_OBJECTIVE_: Extract every line of the material that holds the string "icon".

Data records
**********
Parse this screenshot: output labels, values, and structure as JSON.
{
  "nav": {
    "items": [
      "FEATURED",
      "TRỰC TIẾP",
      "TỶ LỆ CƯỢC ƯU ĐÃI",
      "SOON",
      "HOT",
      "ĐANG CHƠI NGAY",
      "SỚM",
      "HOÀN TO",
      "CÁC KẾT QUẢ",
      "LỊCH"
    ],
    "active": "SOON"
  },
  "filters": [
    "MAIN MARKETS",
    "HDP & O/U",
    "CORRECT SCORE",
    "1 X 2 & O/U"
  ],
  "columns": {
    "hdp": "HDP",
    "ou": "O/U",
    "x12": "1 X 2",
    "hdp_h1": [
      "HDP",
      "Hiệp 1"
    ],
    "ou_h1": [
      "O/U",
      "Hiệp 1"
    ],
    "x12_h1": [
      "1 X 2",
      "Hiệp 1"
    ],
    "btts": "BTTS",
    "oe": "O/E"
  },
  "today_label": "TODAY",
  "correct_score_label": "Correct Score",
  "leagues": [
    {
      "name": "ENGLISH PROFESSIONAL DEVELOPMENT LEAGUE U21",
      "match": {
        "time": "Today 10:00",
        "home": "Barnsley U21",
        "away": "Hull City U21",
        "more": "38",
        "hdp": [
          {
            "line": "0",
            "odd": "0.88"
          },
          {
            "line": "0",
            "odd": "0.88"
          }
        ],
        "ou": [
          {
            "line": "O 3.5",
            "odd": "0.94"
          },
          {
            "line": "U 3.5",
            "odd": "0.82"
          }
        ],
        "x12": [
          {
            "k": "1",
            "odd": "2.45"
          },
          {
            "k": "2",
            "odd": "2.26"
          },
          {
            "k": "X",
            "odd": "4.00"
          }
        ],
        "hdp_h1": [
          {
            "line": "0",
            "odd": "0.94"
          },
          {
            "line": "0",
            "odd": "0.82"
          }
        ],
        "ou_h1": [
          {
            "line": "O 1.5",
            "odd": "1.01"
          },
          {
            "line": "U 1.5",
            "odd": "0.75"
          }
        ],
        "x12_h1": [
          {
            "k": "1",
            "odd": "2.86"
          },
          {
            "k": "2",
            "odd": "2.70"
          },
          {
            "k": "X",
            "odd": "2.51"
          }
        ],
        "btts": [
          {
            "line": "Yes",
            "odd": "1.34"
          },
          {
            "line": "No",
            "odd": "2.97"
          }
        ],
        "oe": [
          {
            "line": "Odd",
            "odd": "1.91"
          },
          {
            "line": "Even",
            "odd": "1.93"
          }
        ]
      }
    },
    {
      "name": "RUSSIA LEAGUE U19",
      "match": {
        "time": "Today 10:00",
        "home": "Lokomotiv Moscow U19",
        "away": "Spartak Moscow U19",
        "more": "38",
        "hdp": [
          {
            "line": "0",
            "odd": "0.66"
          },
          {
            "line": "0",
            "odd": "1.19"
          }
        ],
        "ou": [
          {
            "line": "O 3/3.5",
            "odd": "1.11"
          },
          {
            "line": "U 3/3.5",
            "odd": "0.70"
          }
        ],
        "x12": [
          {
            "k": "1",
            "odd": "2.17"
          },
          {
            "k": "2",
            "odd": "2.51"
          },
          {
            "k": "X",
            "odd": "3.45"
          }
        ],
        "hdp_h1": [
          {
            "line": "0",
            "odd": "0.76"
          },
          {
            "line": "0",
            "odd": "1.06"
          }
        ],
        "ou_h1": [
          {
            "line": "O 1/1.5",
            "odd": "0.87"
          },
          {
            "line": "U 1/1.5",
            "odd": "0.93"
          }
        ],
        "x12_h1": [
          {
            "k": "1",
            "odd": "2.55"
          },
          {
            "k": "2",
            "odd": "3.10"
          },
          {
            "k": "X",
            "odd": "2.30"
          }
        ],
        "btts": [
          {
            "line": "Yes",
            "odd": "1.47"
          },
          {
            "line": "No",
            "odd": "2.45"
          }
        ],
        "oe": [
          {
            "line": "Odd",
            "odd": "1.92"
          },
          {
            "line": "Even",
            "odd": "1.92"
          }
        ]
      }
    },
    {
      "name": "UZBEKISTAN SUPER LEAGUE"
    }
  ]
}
**********
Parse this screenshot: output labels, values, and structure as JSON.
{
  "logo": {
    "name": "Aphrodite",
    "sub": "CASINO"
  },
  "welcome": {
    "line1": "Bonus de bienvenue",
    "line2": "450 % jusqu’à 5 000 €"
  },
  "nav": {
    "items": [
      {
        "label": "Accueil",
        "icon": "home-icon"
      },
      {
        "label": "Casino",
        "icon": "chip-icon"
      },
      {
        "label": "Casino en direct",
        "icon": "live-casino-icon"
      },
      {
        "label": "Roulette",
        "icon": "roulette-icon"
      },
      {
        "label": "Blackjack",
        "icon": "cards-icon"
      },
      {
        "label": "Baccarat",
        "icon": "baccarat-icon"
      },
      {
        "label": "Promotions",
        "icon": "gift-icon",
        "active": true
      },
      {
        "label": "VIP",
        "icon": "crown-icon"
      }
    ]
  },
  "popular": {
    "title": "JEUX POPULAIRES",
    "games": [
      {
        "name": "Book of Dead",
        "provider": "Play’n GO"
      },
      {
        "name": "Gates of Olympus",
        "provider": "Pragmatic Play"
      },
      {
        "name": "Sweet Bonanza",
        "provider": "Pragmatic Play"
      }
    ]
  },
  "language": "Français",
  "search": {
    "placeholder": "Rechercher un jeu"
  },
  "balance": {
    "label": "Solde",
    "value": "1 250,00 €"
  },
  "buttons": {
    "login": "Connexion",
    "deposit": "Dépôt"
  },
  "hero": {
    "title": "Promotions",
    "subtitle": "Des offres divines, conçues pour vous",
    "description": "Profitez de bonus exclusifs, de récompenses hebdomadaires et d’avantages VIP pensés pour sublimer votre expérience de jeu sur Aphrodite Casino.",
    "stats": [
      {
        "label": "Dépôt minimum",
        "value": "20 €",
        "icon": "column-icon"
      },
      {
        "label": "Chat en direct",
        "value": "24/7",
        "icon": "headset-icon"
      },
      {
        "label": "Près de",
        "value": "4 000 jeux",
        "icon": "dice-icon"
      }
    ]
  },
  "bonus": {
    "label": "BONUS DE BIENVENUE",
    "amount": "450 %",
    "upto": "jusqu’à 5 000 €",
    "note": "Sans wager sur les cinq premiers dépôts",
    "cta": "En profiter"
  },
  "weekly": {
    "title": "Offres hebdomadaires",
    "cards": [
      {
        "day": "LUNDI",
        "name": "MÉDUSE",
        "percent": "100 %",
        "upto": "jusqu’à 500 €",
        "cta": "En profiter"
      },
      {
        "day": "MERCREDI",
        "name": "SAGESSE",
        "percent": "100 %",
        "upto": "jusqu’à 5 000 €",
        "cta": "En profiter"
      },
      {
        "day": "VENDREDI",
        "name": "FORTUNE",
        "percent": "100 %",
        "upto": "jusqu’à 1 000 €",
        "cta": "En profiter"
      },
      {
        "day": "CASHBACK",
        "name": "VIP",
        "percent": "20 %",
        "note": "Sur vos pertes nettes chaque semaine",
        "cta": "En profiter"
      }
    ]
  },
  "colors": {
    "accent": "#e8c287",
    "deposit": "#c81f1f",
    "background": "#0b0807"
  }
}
**********
_SOLUTION TO THE PROBLEM_:
        "icon": "home-icon"
        "icon": "chip-icon"
        "icon": "live-casino-icon"
        "icon": "roulette-icon"
        "icon": "cards-icon"
        "icon": "baccarat-icon"
        "icon": "gift-icon",
        "icon": "crown-icon"
        "icon": "column-icon"
        "icon": "headset-icon"
        "icon": "dice-icon"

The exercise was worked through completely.